Listed entries:
────────────────────

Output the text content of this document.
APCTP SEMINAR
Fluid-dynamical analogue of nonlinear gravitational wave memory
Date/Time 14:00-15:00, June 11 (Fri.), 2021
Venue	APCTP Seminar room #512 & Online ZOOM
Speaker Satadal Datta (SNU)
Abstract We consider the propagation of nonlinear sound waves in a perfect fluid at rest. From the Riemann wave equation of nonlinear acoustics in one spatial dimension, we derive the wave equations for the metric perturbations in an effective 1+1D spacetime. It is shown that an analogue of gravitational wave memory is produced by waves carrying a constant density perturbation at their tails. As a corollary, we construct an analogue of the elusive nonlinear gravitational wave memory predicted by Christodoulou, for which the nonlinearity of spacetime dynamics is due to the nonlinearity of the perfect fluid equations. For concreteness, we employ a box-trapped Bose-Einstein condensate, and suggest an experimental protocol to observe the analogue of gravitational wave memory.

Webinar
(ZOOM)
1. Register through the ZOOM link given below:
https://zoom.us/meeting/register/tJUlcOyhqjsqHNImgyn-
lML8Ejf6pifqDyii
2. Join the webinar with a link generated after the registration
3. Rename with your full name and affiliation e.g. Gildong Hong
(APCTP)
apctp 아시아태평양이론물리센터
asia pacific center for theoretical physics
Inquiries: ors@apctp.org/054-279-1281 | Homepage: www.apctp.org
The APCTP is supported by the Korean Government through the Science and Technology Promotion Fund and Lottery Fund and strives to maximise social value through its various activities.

────────────────────

Given request:
From the listing above, return each line with the word "link".

Answer to the exercise:
1. Register through the ZOOM link given below:
2. Join the webinar with a link generated after the registration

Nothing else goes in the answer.